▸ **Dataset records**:
● ● ● ● ● ● ●

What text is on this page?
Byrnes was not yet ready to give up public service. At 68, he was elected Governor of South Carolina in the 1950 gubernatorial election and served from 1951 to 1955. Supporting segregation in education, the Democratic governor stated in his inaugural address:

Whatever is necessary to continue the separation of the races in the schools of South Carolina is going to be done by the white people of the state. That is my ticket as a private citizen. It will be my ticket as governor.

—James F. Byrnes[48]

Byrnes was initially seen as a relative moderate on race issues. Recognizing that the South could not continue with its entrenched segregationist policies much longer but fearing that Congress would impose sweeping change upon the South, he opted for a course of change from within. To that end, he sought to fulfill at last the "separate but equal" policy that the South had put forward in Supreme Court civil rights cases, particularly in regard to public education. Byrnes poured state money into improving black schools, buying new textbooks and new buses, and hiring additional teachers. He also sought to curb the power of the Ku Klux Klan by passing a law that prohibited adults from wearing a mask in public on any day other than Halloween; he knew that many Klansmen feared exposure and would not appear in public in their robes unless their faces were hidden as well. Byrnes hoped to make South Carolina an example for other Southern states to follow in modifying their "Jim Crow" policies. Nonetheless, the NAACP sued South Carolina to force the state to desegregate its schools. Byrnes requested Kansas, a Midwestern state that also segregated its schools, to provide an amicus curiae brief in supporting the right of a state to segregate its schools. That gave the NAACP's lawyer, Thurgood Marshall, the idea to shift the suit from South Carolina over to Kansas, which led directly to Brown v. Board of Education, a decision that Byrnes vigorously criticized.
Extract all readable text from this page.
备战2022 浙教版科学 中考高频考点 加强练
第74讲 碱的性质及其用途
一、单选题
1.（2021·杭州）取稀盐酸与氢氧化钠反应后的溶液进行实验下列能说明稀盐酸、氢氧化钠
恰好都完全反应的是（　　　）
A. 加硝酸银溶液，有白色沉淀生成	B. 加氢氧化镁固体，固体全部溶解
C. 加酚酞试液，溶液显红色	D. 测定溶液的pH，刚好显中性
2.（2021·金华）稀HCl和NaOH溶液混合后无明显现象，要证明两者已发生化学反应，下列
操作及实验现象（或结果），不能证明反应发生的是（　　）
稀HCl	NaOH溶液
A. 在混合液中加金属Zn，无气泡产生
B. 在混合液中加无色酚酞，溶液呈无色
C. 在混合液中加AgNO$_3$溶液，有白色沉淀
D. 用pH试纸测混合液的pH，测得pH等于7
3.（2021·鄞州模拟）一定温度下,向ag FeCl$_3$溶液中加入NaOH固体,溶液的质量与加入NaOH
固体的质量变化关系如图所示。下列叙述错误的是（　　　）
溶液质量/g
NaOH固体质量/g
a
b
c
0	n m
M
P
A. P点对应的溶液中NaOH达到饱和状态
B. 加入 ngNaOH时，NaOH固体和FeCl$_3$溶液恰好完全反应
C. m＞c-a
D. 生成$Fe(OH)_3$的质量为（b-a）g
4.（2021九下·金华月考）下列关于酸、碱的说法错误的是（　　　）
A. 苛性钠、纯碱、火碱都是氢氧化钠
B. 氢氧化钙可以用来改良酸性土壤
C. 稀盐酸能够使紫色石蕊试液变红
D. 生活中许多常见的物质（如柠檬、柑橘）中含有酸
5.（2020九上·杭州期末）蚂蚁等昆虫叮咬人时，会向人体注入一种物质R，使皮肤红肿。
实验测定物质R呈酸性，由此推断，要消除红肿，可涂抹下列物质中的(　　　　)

● ● ● ● ● ● ●

State how many lines of the records above contain the word "governor", giving only that number.

▸ **WRITTEN RESPONSE**: 2